::: Input rows :::

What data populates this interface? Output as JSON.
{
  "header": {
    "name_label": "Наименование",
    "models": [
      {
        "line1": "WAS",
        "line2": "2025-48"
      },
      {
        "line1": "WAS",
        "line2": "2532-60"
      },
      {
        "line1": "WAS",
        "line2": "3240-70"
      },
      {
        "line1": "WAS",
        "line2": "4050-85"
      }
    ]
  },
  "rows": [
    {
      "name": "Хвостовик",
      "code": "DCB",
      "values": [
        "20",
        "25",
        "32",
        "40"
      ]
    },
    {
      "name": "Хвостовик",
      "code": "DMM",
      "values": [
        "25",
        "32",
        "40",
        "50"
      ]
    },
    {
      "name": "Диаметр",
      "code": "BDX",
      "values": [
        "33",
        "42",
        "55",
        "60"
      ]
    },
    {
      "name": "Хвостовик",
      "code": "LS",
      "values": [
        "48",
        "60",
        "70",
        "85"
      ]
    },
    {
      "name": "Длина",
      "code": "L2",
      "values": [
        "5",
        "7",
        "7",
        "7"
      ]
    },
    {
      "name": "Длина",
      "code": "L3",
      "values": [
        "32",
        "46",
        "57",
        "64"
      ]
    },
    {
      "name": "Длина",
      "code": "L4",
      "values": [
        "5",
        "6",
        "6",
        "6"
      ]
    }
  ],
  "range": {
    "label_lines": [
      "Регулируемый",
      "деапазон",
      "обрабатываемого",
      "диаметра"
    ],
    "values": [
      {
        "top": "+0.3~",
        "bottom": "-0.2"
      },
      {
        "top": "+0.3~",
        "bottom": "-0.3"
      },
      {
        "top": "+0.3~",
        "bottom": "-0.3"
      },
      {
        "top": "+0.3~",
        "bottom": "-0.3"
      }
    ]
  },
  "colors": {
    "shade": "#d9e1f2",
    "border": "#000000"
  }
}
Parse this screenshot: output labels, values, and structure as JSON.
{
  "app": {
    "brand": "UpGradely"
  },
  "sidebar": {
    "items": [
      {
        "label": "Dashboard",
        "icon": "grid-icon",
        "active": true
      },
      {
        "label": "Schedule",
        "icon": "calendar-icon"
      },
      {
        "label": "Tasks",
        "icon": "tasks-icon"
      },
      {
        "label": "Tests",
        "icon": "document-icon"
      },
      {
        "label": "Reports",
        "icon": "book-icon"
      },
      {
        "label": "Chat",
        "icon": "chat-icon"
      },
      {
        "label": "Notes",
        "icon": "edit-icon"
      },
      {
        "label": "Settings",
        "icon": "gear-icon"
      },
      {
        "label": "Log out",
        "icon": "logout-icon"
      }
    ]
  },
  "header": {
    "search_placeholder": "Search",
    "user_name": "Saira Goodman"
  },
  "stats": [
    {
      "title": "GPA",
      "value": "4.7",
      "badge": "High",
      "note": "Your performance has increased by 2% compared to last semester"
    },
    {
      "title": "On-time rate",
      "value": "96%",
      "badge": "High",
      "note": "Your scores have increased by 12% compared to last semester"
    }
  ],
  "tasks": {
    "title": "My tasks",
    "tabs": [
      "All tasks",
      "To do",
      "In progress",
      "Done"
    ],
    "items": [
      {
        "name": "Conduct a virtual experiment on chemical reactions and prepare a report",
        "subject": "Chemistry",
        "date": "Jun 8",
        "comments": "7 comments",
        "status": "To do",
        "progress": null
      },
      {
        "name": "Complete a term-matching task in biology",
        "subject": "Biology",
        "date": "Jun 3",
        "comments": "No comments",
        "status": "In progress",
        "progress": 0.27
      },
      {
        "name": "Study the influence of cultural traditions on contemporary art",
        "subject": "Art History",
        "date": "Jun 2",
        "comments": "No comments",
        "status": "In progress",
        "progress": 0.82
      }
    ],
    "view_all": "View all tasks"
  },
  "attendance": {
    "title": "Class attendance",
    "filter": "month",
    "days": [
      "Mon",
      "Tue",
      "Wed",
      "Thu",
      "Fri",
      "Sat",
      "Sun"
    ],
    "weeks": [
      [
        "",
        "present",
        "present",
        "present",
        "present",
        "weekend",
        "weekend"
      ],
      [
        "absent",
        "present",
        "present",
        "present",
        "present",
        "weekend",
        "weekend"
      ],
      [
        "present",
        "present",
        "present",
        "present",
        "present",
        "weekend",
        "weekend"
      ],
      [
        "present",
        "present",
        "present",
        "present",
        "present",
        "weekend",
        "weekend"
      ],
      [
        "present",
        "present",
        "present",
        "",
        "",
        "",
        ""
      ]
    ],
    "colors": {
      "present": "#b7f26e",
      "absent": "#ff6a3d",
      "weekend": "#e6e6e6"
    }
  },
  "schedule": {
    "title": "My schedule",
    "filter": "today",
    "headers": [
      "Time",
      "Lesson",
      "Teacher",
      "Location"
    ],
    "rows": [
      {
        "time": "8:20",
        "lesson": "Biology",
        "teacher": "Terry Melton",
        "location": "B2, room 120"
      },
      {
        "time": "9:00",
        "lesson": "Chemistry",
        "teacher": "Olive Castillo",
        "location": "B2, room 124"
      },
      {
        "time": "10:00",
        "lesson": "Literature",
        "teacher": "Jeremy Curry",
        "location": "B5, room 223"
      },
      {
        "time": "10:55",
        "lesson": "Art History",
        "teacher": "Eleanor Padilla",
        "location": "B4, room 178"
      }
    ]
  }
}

:::

** What you should do **
Repeat all of the records above exactly as written.

** Problem solution **
What data populates this interface? Output as JSON.
{
  "header": {
    "name_label": "Наименование",
    "models": [
      {
        "line1": "WAS",
        "line2": "2025-48"
      },
      {
        "line1": "WAS",
        "line2": "2532-60"
      },
      {
        "line1": "WAS",
        "line2": "3240-70"
      },
      {
        "line1": "WAS",
        "line2": "4050-85"
      }
    ]
  },
  "rows": [
    {
      "name": "Хвостовик",
      "code": "DCB",
      "values": [
        "20",
        "25",
        "32",
        "40"
      ]
    },
    {
      "name": "Хвостовик",
      "code": "DMM",
      "values": [
        "25",
        "32",
        "40",
        "50"
      ]
    },
    {
      "name": "Диаметр",
      "code": "BDX",
      "values": [
        "33",
        "42",
        "55",
        "60"
      ]
    },
    {
      "name": "Хвостовик",
      "code": "LS",
      "values": [
        "48",
        "60",
        "70",
        "85"
      ]
    },
    {
      "name": "Длина",
      "code": "L2",
      "values": [
        "5",
        "7",
        "7",
        "7"
      ]
    },
    {
      "name": "Длина",
      "code": "L3",
      "values": [
        "32",
        "46",
        "57",
        "64"
      ]
    },
    {
      "name": "Длина",
      "code": "L4",
      "values": [
        "5",
        "6",
        "6",
        "6"
      ]
    }
  ],
  "range": {
    "label_lines": [
      "Регулируемый",
      "деапазон",
      "обрабатываемого",
      "диаметра"
    ],
    "values": [
      {
        "top": "+0.3~",
        "bottom": "-0.2"
      },
      {
        "top": "+0.3~",
        "bottom": "-0.3"
      },
      {
        "top": "+0.3~",
        "bottom": "-0.3"
      },
      {
        "top": "+0.3~",
        "bottom": "-0.3"
      }
    ]
  },
  "colors": {
    "shade": "#d9e1f2",
    "border": "#000000"
  }
}
Parse this screenshot: output labels, values, and structure as JSON.
{
  "app": {
    "brand": "UpGradely"
  },
  "sidebar": {
    "items": [
      {
        "label": "Dashboard",
        "icon": "grid-icon",
        "active": true
      },
      {
        "label": "Schedule",
        "icon": "calendar-icon"
      },
      {
        "label": "Tasks",
        "icon": "tasks-icon"
      },
      {
        "label": "Tests",
        "icon": "document-icon"
      },
      {
        "label": "Reports",
        "icon": "book-icon"
      },
      {
        "label": "Chat",
        "icon": "chat-icon"
      },
      {
        "label": "Notes",
        "icon": "edit-icon"
      },
      {
        "label": "Settings",
        "icon": "gear-icon"
      },
      {
        "label": "Log out",
        "icon": "logout-icon"
      }
    ]
  },
  "header": {
    "search_placeholder": "Search",
    "user_name": "Saira Goodman"
  },
  "stats": [
    {
      "title": "GPA",
      "value": "4.7",
      "badge": "High",
      "note": "Your performance has increased by 2% compared to last semester"
    },
    {
      "title": "On-time rate",
      "value": "96%",
      "badge": "High",
      "note": "Your scores have increased by 12% compared to last semester"
    }
  ],
  "tasks": {
    "title": "My tasks",
    "tabs": [
      "All tasks",
      "To do",
      "In progress",
      "Done"
    ],
    "items": [
      {
        "name": "Conduct a virtual experiment on chemical reactions and prepare a report",
        "subject": "Chemistry",
        "date": "Jun 8",
        "comments": "7 comments",
        "status": "To do",
        "progress": null
      },
      {
        "name": "Complete a term-matching task in biology",
        "subject": "Biology",
        "date": "Jun 3",
        "comments": "No comments",
        "status": "In progress",
        "progress": 0.27
      },
      {
        "name": "Study the influence of cultural traditions on contemporary art",
        "subject": "Art History",
        "date": "Jun 2",
        "comments": "No comments",
        "status": "In progress",
        "progress": 0.82
      }
    ],
    "view_all": "View all tasks"
  },
  "attendance": {
    "title": "Class attendance",
    "filter": "month",
    "days": [
      "Mon",
      "Tue",
      "Wed",
      "Thu",
      "Fri",
      "Sat",
      "Sun"
    ],
    "weeks": [
      [
        "",
        "present",
        "present",
        "present",
        "present",
        "weekend",
        "weekend"
      ],
      [
        "absent",
        "present",
        "present",
        "present",
        "present",
        "weekend",
        "weekend"
      ],
      [
        "present",
        "present",
        "present",
        "present",
        "present",
        "weekend",
        "weekend"
      ],
      [
        "present",
        "present",
        "present",
        "present",
        "present",
        "weekend",
        "weekend"
      ],
      [
        "present",
        "present",
        "present",
        "",
        "",
        "",
        ""
      ]
    ],
    "colors": {
      "present": "#b7f26e",
      "absent": "#ff6a3d",
      "weekend": "#e6e6e6"
    }
  },
  "schedule": {
    "title": "My schedule",
    "filter": "today",
    "headers": [
      "Time",
      "Lesson",
      "Teacher",
      "Location"
    ],
    "rows": [
      {
        "time": "8:20",
        "lesson": "Biology",
        "teacher": "Terry Melton",
        "location": "B2, room 120"
      },
      {
        "time": "9:00",
        "lesson": "Chemistry",
        "teacher": "Olive Castillo",
        "location": "B2, room 124"
      },
      {
        "time": "10:00",
        "lesson": "Literature",
        "teacher": "Jeremy Curry",
        "location": "B5, room 223"
      },
      {
        "time": "10:55",
        "lesson": "Art History",
        "teacher": "Eleanor Padilla",
        "location": "B4, room 178"
      }
    ]
  }
}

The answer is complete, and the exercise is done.